# Material provided

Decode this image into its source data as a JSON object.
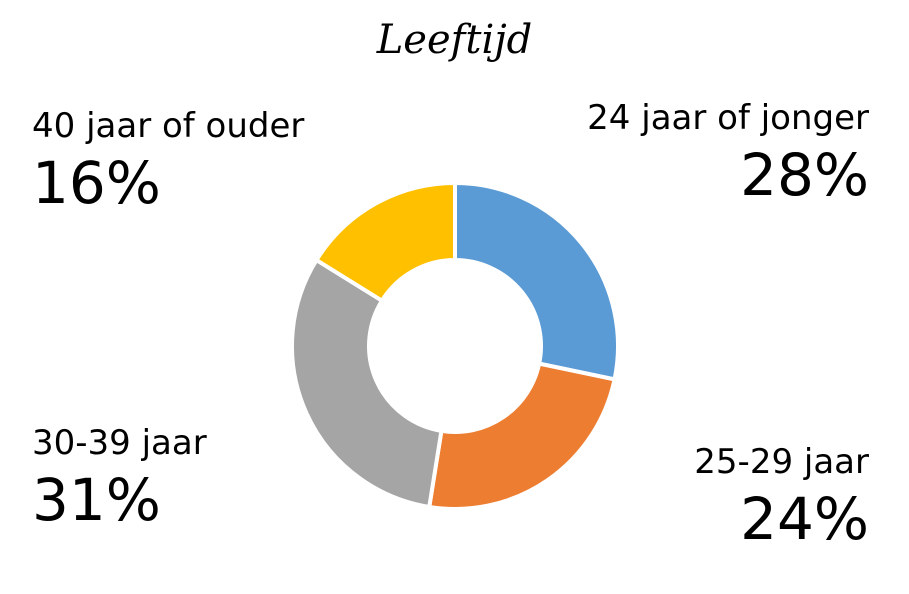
{
  "chart_data": {
    "type": "pie",
    "title": "Leeftijd",
    "categories": [
      "24 jaar of jonger",
      "25-29 jaar",
      "30-39 jaar",
      "40 jaar of ouder"
    ],
    "values": [
      28,
      24,
      31,
      16
    ],
    "value_labels": [
      "28%",
      "24%",
      "31%",
      "16%"
    ],
    "colors": [
      "#5B9BD5",
      "#ED7D31",
      "#A5A5A5",
      "#FFC000"
    ],
    "donut": true,
    "legend": "none"
  }
}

# Written request
Leaving aside the images, write out the entries above word for word.

# Written response
Decode this image into its source data as a JSON object.
{
  "chart_data": {
    "type": "pie",
    "title": "Leeftijd",
    "categories": [
      "24 jaar of jonger",
      "25-29 jaar",
      "30-39 jaar",
      "40 jaar of ouder"
    ],
    "values": [
      28,
      24,
      31,
      16
    ],
    "value_labels": [
      "28%",
      "24%",
      "31%",
      "16%"
    ],
    "colors": [
      "#5B9BD5",
      "#ED7D31",
      "#A5A5A5",
      "#FFC000"
    ],
    "donut": true,
    "legend": "none"
  }
}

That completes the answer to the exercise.